* Dataset excerpts *
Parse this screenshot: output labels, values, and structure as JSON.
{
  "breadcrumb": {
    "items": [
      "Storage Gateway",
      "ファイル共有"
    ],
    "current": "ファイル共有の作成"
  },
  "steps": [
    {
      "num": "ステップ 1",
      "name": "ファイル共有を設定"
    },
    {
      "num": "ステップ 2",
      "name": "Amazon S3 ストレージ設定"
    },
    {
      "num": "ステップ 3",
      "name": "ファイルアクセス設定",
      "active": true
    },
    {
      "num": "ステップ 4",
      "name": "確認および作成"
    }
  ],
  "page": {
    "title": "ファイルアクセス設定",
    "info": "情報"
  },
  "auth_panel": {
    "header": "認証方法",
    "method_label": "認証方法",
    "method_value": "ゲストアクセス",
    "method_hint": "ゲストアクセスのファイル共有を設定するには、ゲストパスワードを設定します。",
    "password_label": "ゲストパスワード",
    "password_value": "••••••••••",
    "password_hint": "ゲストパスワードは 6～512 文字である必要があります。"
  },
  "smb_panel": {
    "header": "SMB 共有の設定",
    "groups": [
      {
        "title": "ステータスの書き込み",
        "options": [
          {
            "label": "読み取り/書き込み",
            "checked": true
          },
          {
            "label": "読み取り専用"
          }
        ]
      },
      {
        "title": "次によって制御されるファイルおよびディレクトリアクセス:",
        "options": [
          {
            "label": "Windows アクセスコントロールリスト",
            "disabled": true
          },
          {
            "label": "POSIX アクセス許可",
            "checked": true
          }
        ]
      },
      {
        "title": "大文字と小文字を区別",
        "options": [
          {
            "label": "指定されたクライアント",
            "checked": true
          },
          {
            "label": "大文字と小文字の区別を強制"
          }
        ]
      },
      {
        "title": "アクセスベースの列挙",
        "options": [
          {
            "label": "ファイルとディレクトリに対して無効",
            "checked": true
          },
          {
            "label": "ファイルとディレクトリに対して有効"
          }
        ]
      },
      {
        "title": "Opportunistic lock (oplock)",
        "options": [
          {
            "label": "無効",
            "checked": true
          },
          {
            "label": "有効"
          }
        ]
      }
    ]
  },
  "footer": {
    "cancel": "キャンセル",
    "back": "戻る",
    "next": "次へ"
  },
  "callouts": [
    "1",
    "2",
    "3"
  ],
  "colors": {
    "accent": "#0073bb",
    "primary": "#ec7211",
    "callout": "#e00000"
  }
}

* REQUIRED WORK *
Of the lines in the data, how many hold the string "ステップ"? State the number, nothing else.

* WRITTEN SOLUTION *
4